[Dataset records of page text]
=== Begin Enclosure ===
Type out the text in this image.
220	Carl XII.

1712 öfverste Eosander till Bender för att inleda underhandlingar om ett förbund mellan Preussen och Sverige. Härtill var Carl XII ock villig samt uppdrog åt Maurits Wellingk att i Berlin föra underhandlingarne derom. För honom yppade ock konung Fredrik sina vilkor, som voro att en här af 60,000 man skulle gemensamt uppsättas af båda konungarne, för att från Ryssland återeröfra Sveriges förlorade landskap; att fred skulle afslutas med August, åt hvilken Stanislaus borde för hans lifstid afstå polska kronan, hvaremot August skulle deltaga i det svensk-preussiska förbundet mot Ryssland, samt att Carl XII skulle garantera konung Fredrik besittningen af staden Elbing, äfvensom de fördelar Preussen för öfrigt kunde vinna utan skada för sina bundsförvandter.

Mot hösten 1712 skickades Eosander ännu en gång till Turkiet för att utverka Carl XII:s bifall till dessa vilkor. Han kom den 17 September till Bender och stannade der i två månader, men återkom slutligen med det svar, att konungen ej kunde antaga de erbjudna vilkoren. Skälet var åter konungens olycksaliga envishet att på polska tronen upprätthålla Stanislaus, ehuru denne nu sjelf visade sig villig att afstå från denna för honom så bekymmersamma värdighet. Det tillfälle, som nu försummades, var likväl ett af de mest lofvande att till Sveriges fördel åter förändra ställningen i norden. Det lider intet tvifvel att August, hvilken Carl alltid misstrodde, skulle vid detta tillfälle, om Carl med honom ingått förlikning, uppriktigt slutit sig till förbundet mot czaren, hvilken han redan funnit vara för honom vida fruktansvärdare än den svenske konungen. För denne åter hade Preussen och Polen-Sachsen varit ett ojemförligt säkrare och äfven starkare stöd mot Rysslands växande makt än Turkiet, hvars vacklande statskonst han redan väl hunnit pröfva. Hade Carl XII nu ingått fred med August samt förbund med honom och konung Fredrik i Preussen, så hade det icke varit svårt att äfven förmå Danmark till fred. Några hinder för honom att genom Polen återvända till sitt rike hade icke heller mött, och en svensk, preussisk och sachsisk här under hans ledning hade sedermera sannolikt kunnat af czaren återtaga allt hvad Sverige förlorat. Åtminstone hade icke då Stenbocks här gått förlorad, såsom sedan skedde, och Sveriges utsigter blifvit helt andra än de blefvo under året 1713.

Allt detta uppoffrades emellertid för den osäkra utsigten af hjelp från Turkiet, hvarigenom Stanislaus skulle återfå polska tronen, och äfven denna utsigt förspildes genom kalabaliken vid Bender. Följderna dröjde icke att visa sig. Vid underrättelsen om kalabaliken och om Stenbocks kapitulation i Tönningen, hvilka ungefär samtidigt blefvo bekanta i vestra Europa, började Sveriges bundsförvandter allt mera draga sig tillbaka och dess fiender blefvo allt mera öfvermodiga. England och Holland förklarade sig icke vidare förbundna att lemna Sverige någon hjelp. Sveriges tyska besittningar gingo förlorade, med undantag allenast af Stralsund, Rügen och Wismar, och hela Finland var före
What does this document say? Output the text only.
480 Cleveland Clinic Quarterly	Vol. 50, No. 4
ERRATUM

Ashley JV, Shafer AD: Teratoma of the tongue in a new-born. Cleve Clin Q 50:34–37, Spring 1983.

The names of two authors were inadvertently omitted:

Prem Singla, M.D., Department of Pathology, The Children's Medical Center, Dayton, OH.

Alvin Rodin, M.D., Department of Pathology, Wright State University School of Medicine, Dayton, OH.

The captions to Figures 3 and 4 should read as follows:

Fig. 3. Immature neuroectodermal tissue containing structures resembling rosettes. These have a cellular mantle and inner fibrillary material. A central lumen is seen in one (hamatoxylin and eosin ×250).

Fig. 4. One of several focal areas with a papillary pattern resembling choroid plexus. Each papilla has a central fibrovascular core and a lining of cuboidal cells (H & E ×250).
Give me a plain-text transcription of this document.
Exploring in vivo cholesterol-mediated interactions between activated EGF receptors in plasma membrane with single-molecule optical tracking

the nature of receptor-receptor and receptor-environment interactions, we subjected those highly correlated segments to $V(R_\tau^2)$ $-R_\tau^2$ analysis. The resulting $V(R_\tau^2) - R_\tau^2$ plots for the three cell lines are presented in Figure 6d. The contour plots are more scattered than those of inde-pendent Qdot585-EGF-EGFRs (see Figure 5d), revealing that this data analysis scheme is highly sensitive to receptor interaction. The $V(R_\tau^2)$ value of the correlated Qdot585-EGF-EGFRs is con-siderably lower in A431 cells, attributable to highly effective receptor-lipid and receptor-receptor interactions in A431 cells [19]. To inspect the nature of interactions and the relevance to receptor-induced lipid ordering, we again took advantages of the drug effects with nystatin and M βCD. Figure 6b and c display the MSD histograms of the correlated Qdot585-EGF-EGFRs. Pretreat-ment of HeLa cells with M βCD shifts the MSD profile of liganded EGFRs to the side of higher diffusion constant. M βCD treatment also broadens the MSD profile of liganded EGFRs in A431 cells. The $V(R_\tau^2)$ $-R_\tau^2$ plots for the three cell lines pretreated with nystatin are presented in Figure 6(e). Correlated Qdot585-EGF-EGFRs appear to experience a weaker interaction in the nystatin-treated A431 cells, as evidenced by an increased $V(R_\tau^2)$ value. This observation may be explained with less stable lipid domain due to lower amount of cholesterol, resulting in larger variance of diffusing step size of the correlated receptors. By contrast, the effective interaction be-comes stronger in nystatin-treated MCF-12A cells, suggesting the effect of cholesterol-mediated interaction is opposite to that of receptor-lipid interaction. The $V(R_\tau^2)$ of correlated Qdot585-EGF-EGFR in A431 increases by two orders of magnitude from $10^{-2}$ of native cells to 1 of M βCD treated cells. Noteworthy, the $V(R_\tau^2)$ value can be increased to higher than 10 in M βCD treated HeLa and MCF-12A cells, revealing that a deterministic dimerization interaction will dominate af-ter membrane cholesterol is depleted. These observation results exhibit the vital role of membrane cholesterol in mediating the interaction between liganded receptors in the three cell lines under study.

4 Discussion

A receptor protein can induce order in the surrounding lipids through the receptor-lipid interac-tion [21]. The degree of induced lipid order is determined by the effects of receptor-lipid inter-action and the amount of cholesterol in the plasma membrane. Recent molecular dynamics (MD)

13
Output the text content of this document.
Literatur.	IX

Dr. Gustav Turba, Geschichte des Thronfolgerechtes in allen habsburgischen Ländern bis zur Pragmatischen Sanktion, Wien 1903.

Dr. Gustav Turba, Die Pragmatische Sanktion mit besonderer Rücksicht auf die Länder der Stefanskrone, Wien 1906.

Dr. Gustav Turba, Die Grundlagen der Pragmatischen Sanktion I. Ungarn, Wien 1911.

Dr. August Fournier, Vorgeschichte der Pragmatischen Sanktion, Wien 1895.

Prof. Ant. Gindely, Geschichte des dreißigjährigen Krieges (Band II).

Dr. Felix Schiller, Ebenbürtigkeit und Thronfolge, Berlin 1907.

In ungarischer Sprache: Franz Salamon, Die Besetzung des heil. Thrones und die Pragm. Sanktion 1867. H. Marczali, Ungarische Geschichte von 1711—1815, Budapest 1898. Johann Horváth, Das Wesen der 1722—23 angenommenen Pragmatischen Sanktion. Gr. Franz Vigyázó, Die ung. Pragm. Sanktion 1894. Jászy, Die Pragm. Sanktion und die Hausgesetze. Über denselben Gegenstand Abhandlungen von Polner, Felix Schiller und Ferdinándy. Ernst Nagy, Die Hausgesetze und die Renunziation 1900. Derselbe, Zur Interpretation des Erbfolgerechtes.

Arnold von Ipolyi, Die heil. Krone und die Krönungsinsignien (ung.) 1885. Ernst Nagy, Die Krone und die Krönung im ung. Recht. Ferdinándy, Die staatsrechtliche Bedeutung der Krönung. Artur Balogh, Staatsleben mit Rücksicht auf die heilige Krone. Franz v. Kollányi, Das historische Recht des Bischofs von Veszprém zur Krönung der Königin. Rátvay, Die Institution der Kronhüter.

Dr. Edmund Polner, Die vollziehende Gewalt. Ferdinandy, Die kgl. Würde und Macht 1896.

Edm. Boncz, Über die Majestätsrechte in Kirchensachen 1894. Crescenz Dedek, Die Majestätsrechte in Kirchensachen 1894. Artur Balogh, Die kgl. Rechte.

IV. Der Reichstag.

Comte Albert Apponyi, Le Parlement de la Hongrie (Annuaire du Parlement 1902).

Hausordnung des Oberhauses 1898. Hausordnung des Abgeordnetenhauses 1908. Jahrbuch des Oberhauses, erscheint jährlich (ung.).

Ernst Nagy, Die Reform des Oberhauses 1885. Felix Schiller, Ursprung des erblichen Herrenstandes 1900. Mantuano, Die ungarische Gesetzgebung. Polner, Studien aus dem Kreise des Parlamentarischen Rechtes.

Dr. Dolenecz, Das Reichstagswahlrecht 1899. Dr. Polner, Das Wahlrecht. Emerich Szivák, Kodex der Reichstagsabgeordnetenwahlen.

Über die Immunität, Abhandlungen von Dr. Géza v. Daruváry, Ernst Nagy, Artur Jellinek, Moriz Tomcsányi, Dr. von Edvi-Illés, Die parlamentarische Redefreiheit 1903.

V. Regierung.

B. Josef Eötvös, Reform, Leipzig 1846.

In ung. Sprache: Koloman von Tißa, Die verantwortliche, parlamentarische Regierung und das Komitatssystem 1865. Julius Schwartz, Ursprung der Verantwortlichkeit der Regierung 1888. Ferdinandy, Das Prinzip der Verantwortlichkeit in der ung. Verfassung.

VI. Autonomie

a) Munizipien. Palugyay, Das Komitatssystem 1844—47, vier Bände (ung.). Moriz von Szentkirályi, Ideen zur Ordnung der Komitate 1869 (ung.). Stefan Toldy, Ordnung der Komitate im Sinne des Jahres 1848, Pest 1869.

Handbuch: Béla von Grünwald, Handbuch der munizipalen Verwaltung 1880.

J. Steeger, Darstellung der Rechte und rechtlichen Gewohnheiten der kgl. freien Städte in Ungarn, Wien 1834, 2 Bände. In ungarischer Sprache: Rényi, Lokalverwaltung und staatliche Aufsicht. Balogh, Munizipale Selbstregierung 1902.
=== End Enclosure ===
Collect from the data above every line that includes "Nagy".

In ungarischer Sprache: Franz Salamon, Die Besetzung des heil. Thrones und die Pragm. Sanktion 1867. H. Marczali, Ungarische Geschichte von 1711—1815, Budapest 1898. Johann Horváth, Das Wesen der 1722—23 angenommenen Pragmatischen Sanktion. Gr. Franz Vigyázó, Die ung. Pragm. Sanktion 1894. Jászy, Die Pragm. Sanktion und die Hausgesetze. Über denselben Gegenstand Abhandlungen von Polner, Felix Schiller und Ferdinándy. Ernst Nagy, Die Hausgesetze und die Renunziation 1900. Derselbe, Zur Interpretation des Erbfolgerechtes.
Arnold von Ipolyi, Die heil. Krone und die Krönungsinsignien (ung.) 1885. Ernst Nagy, Die Krone und die Krönung im ung. Recht. Ferdinándy, Die staatsrechtliche Bedeutung der Krönung. Artur Balogh, Staatsleben mit Rücksicht auf die heilige Krone. Franz v. Kollányi, Das historische Recht des Bischofs von Veszprém zur Krönung der Königin. Rátvay, Die Institution der Kronhüter.
Ernst Nagy, Die Reform des Oberhauses 1885. Felix Schiller, Ursprung des erblichen Herrenstandes 1900. Mantuano, Die ungarische Gesetzgebung. Polner, Studien aus dem Kreise des Parlamentarischen Rechtes.
Über die Immunität, Abhandlungen von Dr. Géza v. Daruváry, Ernst Nagy, Artur Jellinek, Moriz Tomcsányi, Dr. von Edvi-Illés, Die parlamentarische Redefreiheit 1903.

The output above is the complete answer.